[start of SELECTION]

The social status of LIS professionals, the claims they make, the research they produce, and the advice they offer are supported by a knowledge base. Epistemology in LIS concerns itself with this knowledge base. Questioning the assumptions about valid knowledge and realities that are hidden from view in a selection policy, a classification scheme, an information seeking and retrieval model, or a research methodology is the task of epistemology in LIS. Decisions about the truth or falsity of these assumptions make real differences to what materials are selected for a library, and how they are arranged for interpretation and use, as well as the credibility of research findings and policy decisions.
Epistemology, or the theory of knowledge, is a branch of philosophy concerned with a general treatment of the nature, origins, scope and limits of human knowledge, its presuppositions and bases, and investigates the methods by which it is acquired (Hamlyn 1967; Coffey 1917). Epistemology is traditionally devoted to the study of the justification, or, more generally, the evaluation of the beliefs we have on the basis of some given body of evidence (Hintikka 1992). A central focus on human knowledge is what distinguishes epistemology as an area of interest, and the several perspectives of the nature, origins and general reliability of claims to knowledge distinguish epistemological positions from each other.
Two central questions that epistemology in LIS seeks to answer are:
How much of what the discipline of LIS claims to know on the basis of its modes of professional practice and its research traditions can indeed be justified on the basis of evidence for those claims? What type of knowledge is ‘bibliothecal knowledge’, or what Kevin McGarry (1985) calls the ‘special kind of knowing’ in LIS?

[end of SELECTION]

→ DIRECTIONS: Set down, word for word, everything in the passage on epistemology in LIS from "Two central questions" down to "knowing’ in LIS?". The records that follow the text were drawn from a separate source.

[start of RECORD LIST]

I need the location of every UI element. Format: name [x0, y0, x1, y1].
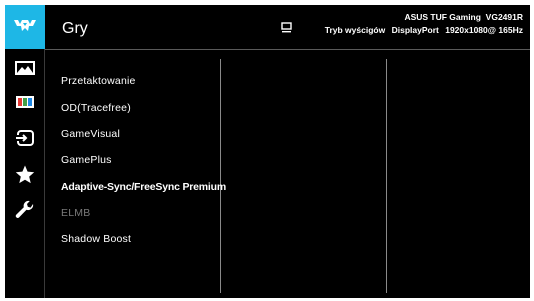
color-icon: [16, 96, 34, 108]
menu-item-gamevisual[interactable]: GameVisual: [61, 128, 120, 140]
menu-item-od-tracefree[interactable]: OD(Tracefree): [61, 102, 131, 114]
page-title: Gry: [62, 20, 88, 37]
menu-item-elmb: ELMB: [61, 207, 91, 219]
column-divider-2: [386, 59, 387, 293]
menu-item-shadow-boost[interactable]: Shadow Boost: [61, 233, 131, 245]
menu-item-overclocking[interactable]: Przetaktowanie: [61, 75, 136, 87]
resolution-status: 1920x1080@ 165Hz: [445, 25, 523, 35]
sidebar-item-favorites[interactable]: [14, 164, 36, 186]
tuf-logo-icon: [14, 20, 36, 31]
sidebar-item-image[interactable]: [14, 57, 36, 79]
status-line: Tryb wyścigów DisplayPort 1920x1080@ 165…: [325, 25, 523, 35]
wrench-icon: [15, 200, 34, 218]
sidebar: [5, 5, 45, 298]
sidebar-item-home[interactable]: [5, 5, 45, 49]
menu-item-adaptive-sync[interactable]: Adaptive-Sync/FreeSync Premium: [61, 181, 226, 193]
star-icon: [15, 165, 35, 184]
mode-status: Tryb wyścigów: [324, 25, 386, 35]
sidebar-item-color[interactable]: [14, 91, 36, 113]
input-select-icon: [14, 130, 34, 146]
input-status: DisplayPort: [391, 25, 439, 35]
menu-item-gameplus[interactable]: GamePlus: [61, 154, 112, 166]
model-name: ASUS TUF Gaming VG2491R: [404, 12, 523, 22]
monitor-icon: [281, 22, 292, 33]
sidebar-item-system-setup[interactable]: [14, 200, 36, 222]
header: Gry ASUS TUF Gaming VG2491R Tryb wyścigó…: [45, 5, 530, 50]
sidebar-item-input-select[interactable]: [14, 127, 36, 149]
osd-menu: Gry ASUS TUF Gaming VG2491R Tryb wyścigó…: [5, 5, 530, 298]
image-icon: [15, 61, 35, 75]
column-divider-1: [220, 59, 221, 293]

[end of RECORD LIST]

→ EXERCISE RESULT:
Two central questions that epistemology in LIS seeks to answer are:
How much of what the discipline of LIS claims to know on the basis of its modes of professional practice and its research traditions can indeed be justified on the basis of evidence for those claims? What type of knowledge is ‘bibliothecal knowledge’, or what Kevin McGarry (1985) calls the ‘special kind of knowing’ in LIS?